= Aim =
From the listing below, pull out every line where the string "Infrastructure" appears.

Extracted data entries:
* BEGIN *

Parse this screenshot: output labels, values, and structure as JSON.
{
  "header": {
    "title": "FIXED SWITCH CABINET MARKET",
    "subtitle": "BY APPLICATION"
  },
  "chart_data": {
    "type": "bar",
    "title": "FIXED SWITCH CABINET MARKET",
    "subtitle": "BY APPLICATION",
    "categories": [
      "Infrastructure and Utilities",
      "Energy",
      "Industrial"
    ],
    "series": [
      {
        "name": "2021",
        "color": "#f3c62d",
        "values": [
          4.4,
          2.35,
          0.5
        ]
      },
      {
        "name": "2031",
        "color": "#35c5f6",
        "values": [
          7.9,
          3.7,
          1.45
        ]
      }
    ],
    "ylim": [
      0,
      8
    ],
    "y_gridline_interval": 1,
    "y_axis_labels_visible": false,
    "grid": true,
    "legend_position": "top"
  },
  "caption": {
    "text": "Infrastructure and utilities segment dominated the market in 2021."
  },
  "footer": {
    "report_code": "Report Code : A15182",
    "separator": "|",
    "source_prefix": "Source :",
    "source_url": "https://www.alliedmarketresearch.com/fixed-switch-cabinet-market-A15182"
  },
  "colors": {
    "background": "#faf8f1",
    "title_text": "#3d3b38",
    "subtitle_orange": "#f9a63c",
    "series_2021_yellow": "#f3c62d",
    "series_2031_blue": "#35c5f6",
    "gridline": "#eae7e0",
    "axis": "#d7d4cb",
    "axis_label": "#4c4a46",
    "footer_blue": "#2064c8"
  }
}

* END *

= Exercise answer =
      "Infrastructure and Utilities",
    "text": "Infrastructure and utilities segment dominated the market in 2021."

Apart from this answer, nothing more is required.